*Direction*. Return all entries precisely as they stand, without the images.

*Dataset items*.

----------

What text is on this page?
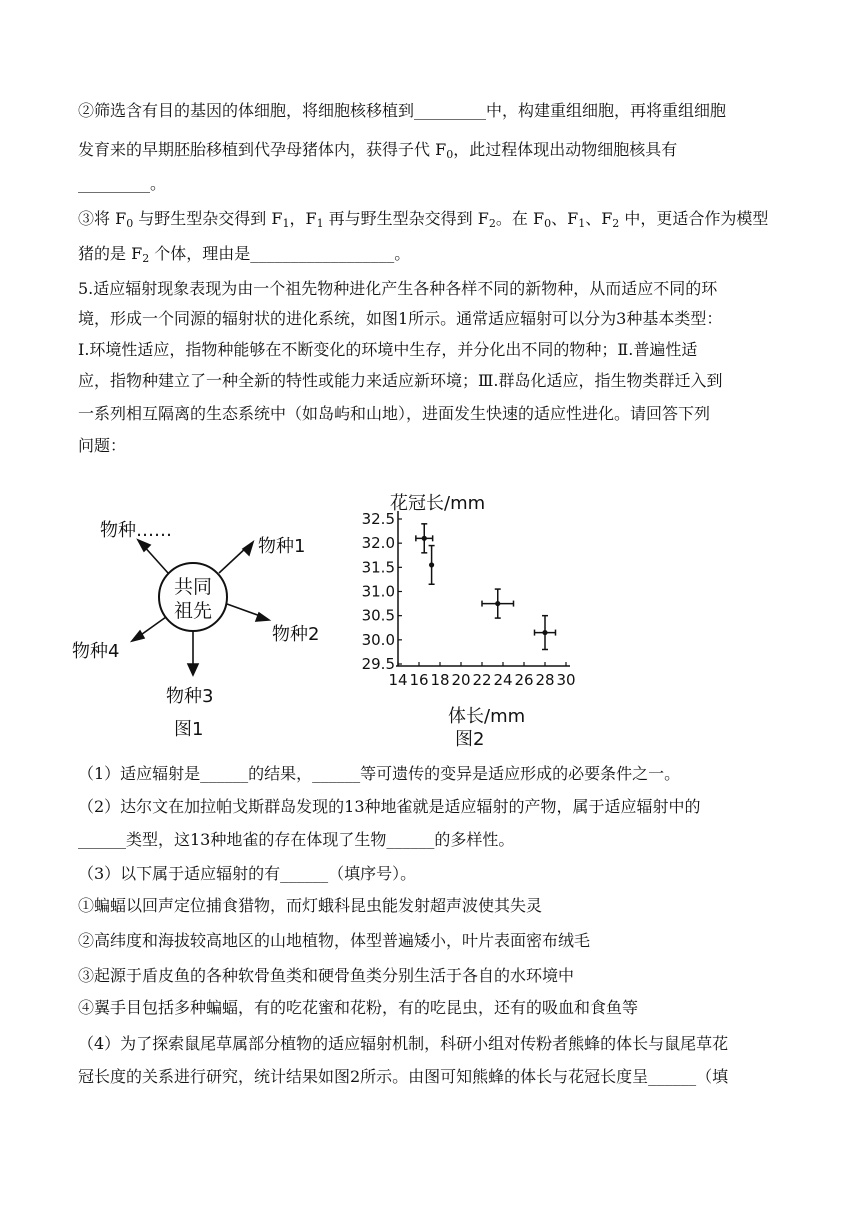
②筛选含有目的基因的体细胞，将细胞核移植到_________中，构建重组细胞，再将重组细胞
发育来的早期胚胎移植到代孕母猪体内，获得子代 $F_0$，此过程体现出动物细胞核具有
_________。
③将 $F_0$ 与野生型杂交得到 $F_1$，$F_1$ 再与野生型杂交得到 $F_2$。在 $F_0$、$F_1$、$F_2$ 中，更适合作为模型
猪的是 $F_2$ 个体，理由是__________________。
5.适应辐射现象表现为由一个祖先物种进化产生各种各样不同的新物种，从而适应不同的环
境，形成一个同源的辐射状的进化系统，如图1所示。通常适应辐射可以分为3种基本类型：
Ⅰ.环境性适应，指物种能够在不断变化的环境中生存，并分化出不同的物种；Ⅱ.普遍性适
应，指物种建立了一种全新的特性或能力来适应新环境；Ⅲ.群岛化适应，指生物类群迁入到
一系列相互隔离的生态系统中（如岛屿和山地），进面发生快速的适应性进化。请回答下列
问题：
（1）适应辐射是______的结果，______等可遗传的变异是适应形成的必要条件之一。
（2）达尔文在加拉帕戈斯群岛发现的13种地雀就是适应辐射的产物，属于适应辐射中的
______类型，这13种地雀的存在体现了生物______的多样性。
（3）以下属于适应辐射的有______（填序号）。
①蝙蝠以回声定位捕食猎物，而灯蛾科昆虫能发射超声波使其失灵
②高纬度和海拔较高地区的山地植物，体型普遍矮小，叶片表面密布绒毛
③起源于盾皮鱼的各种软骨鱼类和硬骨鱼类分别生活于各自的水环境中
④翼手目包括多种蝙蝠，有的吃花蜜和花粉，有的吃昆虫，还有的吸血和食鱼等
（4）为了探索鼠尾草属部分植物的适应辐射机制，科研小组对传粉者熊蜂的体长与鼠尾草花
冠长度的关系进行研究，统计结果如图2所示。由图可知熊蜂的体长与花冠长度呈______（填
共同
祖先
物种……
物种1
物种2
物种3
物种4
图1
29.5
30.0
30.5
31.0
31.5
32.0
32.5
14 16 18 20 22 24 26 28 30
花冠长/mm
体长/mm
图2
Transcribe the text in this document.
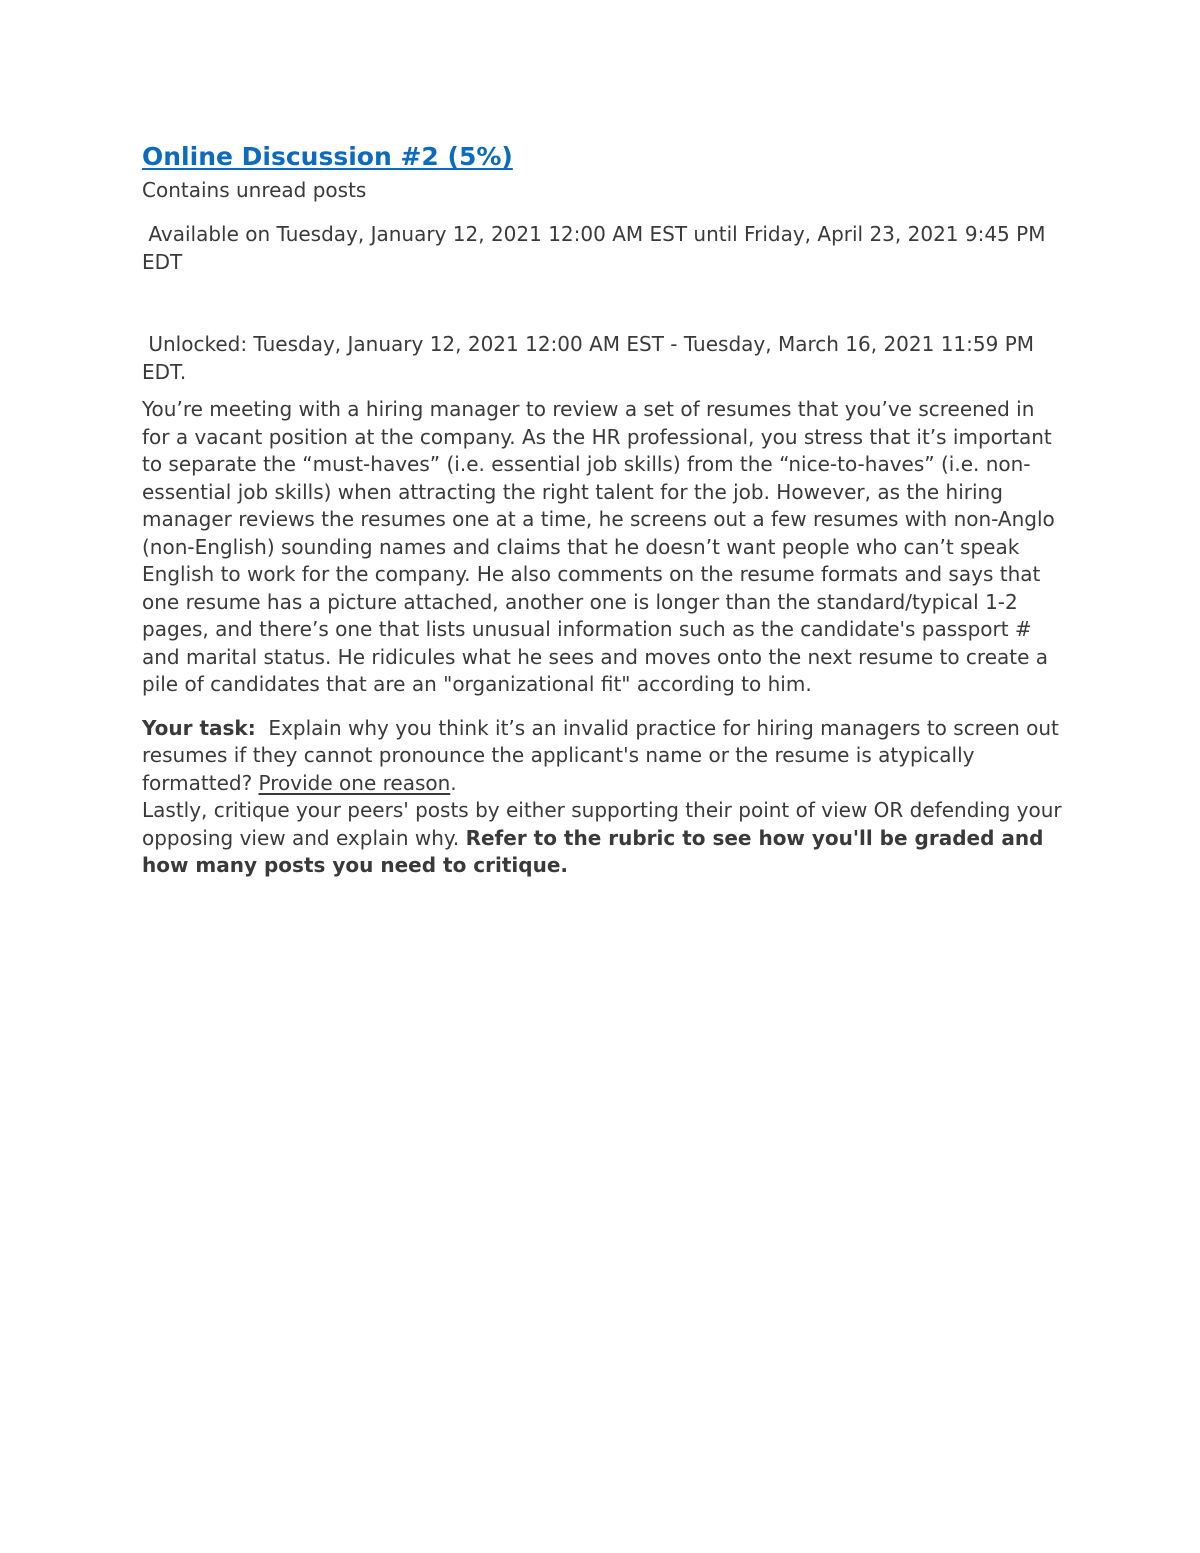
Online Discussion #2 (5%)
Contains unread posts
Available on Tuesday, January 12, 2021 12:00 AM EST until Friday, April 23, 2021 9:45 PM EDT
Unlocked: Tuesday, January 12, 2021 12:00 AM EST - Tuesday, March 16, 2021 11:59 PM EDT.
You’re meeting with a hiring manager to review a set of resumes that you’ve screened in for a vacant position at the company. As the HR professional, you stress that it’s important to separate the “must-haves” (i.e. essential job skills) from the “nice-to-haves” (i.e. non-essential job skills) when attracting the right talent for the job. However, as the hiring manager reviews the resumes one at a time, he screens out a few resumes with non-Anglo (non-English) sounding names and claims that he doesn’t want people who can’t speak English to work for the company. He also comments on the resume formats and says that one resume has a picture attached, another one is longer than the standard/typical 1-2 pages, and there’s one that lists unusual information such as the candidate's passport # and marital status. He ridicules what he sees and moves onto the next resume to create a pile of candidates that are an "organizational fit" according to him.
Your task:  Explain why you think it’s an invalid practice for hiring managers to screen out resumes if they cannot pronounce the applicant's name or the resume is atypically formatted? Provide one reason.
Lastly, critique your peers' posts by either supporting their point of view OR defending your opposing view and explain why. Refer to the rubric to see how you'll be graded and how many posts you need to critique.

----------

*Correct response*.
What text is on this page?
②筛选含有目的基因的体细胞，将细胞核移植到_________中，构建重组细胞，再将重组细胞
发育来的早期胚胎移植到代孕母猪体内，获得子代 $F_0$，此过程体现出动物细胞核具有
_________。
③将 $F_0$ 与野生型杂交得到 $F_1$，$F_1$ 再与野生型杂交得到 $F_2$。在 $F_0$、$F_1$、$F_2$ 中，更适合作为模型
猪的是 $F_2$ 个体，理由是__________________。
5.适应辐射现象表现为由一个祖先物种进化产生各种各样不同的新物种，从而适应不同的环
境，形成一个同源的辐射状的进化系统，如图1所示。通常适应辐射可以分为3种基本类型：
Ⅰ.环境性适应，指物种能够在不断变化的环境中生存，并分化出不同的物种；Ⅱ.普遍性适
应，指物种建立了一种全新的特性或能力来适应新环境；Ⅲ.群岛化适应，指生物类群迁入到
一系列相互隔离的生态系统中（如岛屿和山地），进面发生快速的适应性进化。请回答下列
问题：
（1）适应辐射是______的结果，______等可遗传的变异是适应形成的必要条件之一。
（2）达尔文在加拉帕戈斯群岛发现的13种地雀就是适应辐射的产物，属于适应辐射中的
______类型，这13种地雀的存在体现了生物______的多样性。
（3）以下属于适应辐射的有______（填序号）。
①蝙蝠以回声定位捕食猎物，而灯蛾科昆虫能发射超声波使其失灵
②高纬度和海拔较高地区的山地植物，体型普遍矮小，叶片表面密布绒毛
③起源于盾皮鱼的各种软骨鱼类和硬骨鱼类分别生活于各自的水环境中
④翼手目包括多种蝙蝠，有的吃花蜜和花粉，有的吃昆虫，还有的吸血和食鱼等
（4）为了探索鼠尾草属部分植物的适应辐射机制，科研小组对传粉者熊蜂的体长与鼠尾草花
冠长度的关系进行研究，统计结果如图2所示。由图可知熊蜂的体长与花冠长度呈______（填
共同
祖先
物种……
物种1
物种2
物种3
物种4
图1
29.5
30.0
30.5
31.0
31.5
32.0
32.5
14 16 18 20 22 24 26 28 30
花冠长/mm
体长/mm
图2
Transcribe the text in this document.
Online Discussion #2 (5%)
Contains unread posts
Available on Tuesday, January 12, 2021 12:00 AM EST until Friday, April 23, 2021 9:45 PM EDT
Unlocked: Tuesday, January 12, 2021 12:00 AM EST - Tuesday, March 16, 2021 11:59 PM EDT.
You’re meeting with a hiring manager to review a set of resumes that you’ve screened in for a vacant position at the company. As the HR professional, you stress that it’s important to separate the “must-haves” (i.e. essential job skills) from the “nice-to-haves” (i.e. non-essential job skills) when attracting the right talent for the job. However, as the hiring manager reviews the resumes one at a time, he screens out a few resumes with non-Anglo (non-English) sounding names and claims that he doesn’t want people who can’t speak English to work for the company. He also comments on the resume formats and says that one resume has a picture attached, another one is longer than the standard/typical 1-2 pages, and there’s one that lists unusual information such as the candidate's passport # and marital status. He ridicules what he sees and moves onto the next resume to create a pile of candidates that are an "organizational fit" according to him.
Your task:  Explain why you think it’s an invalid practice for hiring managers to screen out resumes if they cannot pronounce the applicant's name or the resume is atypically formatted? Provide one reason.
Lastly, critique your peers' posts by either supporting their point of view OR defending your opposing view and explain why. Refer to the rubric to see how you'll be graded and how many posts you need to critique.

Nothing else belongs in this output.